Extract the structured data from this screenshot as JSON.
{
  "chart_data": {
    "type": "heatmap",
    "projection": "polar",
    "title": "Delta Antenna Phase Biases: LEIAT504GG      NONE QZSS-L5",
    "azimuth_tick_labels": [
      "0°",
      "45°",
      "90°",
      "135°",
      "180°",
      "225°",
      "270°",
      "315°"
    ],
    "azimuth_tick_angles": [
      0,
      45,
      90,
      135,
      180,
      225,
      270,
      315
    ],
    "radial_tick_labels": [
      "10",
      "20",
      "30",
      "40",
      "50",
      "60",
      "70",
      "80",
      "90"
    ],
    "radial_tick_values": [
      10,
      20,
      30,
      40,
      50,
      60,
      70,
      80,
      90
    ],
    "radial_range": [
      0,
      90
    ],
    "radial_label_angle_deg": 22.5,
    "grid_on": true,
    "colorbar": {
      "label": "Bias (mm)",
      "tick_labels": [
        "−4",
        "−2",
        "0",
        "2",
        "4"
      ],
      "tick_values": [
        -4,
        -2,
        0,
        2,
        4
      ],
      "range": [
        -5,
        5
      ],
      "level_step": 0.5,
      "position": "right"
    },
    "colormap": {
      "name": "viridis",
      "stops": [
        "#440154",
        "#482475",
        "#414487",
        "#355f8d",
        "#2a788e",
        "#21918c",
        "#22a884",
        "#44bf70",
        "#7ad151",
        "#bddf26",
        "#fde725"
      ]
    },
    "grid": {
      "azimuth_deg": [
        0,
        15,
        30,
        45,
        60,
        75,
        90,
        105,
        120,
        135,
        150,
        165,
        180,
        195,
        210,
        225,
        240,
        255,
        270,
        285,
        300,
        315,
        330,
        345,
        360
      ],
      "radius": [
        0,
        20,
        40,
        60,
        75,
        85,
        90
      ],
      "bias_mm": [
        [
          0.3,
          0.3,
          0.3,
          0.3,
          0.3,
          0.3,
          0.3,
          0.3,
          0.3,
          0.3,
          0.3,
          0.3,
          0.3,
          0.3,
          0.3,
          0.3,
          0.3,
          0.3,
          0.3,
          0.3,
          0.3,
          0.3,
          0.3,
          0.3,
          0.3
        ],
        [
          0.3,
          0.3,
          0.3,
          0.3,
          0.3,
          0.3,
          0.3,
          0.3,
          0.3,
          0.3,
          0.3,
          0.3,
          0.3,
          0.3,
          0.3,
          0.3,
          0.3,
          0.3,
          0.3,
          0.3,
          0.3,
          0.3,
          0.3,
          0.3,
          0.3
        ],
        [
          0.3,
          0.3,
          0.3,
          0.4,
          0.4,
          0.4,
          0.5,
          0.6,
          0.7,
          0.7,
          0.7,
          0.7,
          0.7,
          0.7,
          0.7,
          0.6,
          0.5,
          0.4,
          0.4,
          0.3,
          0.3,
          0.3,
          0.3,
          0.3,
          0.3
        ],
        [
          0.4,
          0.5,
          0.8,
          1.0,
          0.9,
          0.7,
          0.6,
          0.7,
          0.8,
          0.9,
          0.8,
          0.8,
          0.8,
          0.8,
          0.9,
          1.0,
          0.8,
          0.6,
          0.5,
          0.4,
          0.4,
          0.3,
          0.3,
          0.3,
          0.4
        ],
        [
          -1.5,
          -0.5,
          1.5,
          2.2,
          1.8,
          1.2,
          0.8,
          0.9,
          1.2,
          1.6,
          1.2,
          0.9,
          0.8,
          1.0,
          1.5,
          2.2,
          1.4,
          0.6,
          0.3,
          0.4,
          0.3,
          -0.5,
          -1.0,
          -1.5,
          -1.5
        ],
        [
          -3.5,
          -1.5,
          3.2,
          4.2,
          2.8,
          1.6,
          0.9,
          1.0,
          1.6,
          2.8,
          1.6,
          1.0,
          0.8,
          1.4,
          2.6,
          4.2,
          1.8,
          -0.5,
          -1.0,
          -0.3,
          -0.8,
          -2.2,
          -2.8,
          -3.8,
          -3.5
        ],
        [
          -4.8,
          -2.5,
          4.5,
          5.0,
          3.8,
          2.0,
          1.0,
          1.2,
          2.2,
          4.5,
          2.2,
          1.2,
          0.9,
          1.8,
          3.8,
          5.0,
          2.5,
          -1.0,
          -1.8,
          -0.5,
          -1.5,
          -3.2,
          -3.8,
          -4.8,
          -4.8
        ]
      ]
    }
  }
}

---+---

◆ **Written instruction**
Each line of the material should be duplicated exactly, please.

◆ **Answer in full**
Extract the structured data from this screenshot as JSON.
{
  "chart_data": {
    "type": "heatmap",
    "projection": "polar",
    "title": "Delta Antenna Phase Biases: LEIAT504GG      NONE QZSS-L5",
    "azimuth_tick_labels": [
      "0°",
      "45°",
      "90°",
      "135°",
      "180°",
      "225°",
      "270°",
      "315°"
    ],
    "azimuth_tick_angles": [
      0,
      45,
      90,
      135,
      180,
      225,
      270,
      315
    ],
    "radial_tick_labels": [
      "10",
      "20",
      "30",
      "40",
      "50",
      "60",
      "70",
      "80",
      "90"
    ],
    "radial_tick_values": [
      10,
      20,
      30,
      40,
      50,
      60,
      70,
      80,
      90
    ],
    "radial_range": [
      0,
      90
    ],
    "radial_label_angle_deg": 22.5,
    "grid_on": true,
    "colorbar": {
      "label": "Bias (mm)",
      "tick_labels": [
        "−4",
        "−2",
        "0",
        "2",
        "4"
      ],
      "tick_values": [
        -4,
        -2,
        0,
        2,
        4
      ],
      "range": [
        -5,
        5
      ],
      "level_step": 0.5,
      "position": "right"
    },
    "colormap": {
      "name": "viridis",
      "stops": [
        "#440154",
        "#482475",
        "#414487",
        "#355f8d",
        "#2a788e",
        "#21918c",
        "#22a884",
        "#44bf70",
        "#7ad151",
        "#bddf26",
        "#fde725"
      ]
    },
    "grid": {
      "azimuth_deg": [
        0,
        15,
        30,
        45,
        60,
        75,
        90,
        105,
        120,
        135,
        150,
        165,
        180,
        195,
        210,
        225,
        240,
        255,
        270,
        285,
        300,
        315,
        330,
        345,
        360
      ],
      "radius": [
        0,
        20,
        40,
        60,
        75,
        85,
        90
      ],
      "bias_mm": [
        [
          0.3,
          0.3,
          0.3,
          0.3,
          0.3,
          0.3,
          0.3,
          0.3,
          0.3,
          0.3,
          0.3,
          0.3,
          0.3,
          0.3,
          0.3,
          0.3,
          0.3,
          0.3,
          0.3,
          0.3,
          0.3,
          0.3,
          0.3,
          0.3,
          0.3
        ],
        [
          0.3,
          0.3,
          0.3,
          0.3,
          0.3,
          0.3,
          0.3,
          0.3,
          0.3,
          0.3,
          0.3,
          0.3,
          0.3,
          0.3,
          0.3,
          0.3,
          0.3,
          0.3,
          0.3,
          0.3,
          0.3,
          0.3,
          0.3,
          0.3,
          0.3
        ],
        [
          0.3,
          0.3,
          0.3,
          0.4,
          0.4,
          0.4,
          0.5,
          0.6,
          0.7,
          0.7,
          0.7,
          0.7,
          0.7,
          0.7,
          0.7,
          0.6,
          0.5,
          0.4,
          0.4,
          0.3,
          0.3,
          0.3,
          0.3,
          0.3,
          0.3
        ],
        [
          0.4,
          0.5,
          0.8,
          1.0,
          0.9,
          0.7,
          0.6,
          0.7,
          0.8,
          0.9,
          0.8,
          0.8,
          0.8,
          0.8,
          0.9,
          1.0,
          0.8,
          0.6,
          0.5,
          0.4,
          0.4,
          0.3,
          0.3,
          0.3,
          0.4
        ],
        [
          -1.5,
          -0.5,
          1.5,
          2.2,
          1.8,
          1.2,
          0.8,
          0.9,
          1.2,
          1.6,
          1.2,
          0.9,
          0.8,
          1.0,
          1.5,
          2.2,
          1.4,
          0.6,
          0.3,
          0.4,
          0.3,
          -0.5,
          -1.0,
          -1.5,
          -1.5
        ],
        [
          -3.5,
          -1.5,
          3.2,
          4.2,
          2.8,
          1.6,
          0.9,
          1.0,
          1.6,
          2.8,
          1.6,
          1.0,
          0.8,
          1.4,
          2.6,
          4.2,
          1.8,
          -0.5,
          -1.0,
          -0.3,
          -0.8,
          -2.2,
          -2.8,
          -3.8,
          -3.5
        ],
        [
          -4.8,
          -2.5,
          4.5,
          5.0,
          3.8,
          2.0,
          1.0,
          1.2,
          2.2,
          4.5,
          2.2,
          1.2,
          0.9,
          1.8,
          3.8,
          5.0,
          2.5,
          -1.0,
          -1.8,
          -0.5,
          -1.5,
          -3.2,
          -3.8,
          -4.8,
          -4.8
        ]
      ]
    }
  }
}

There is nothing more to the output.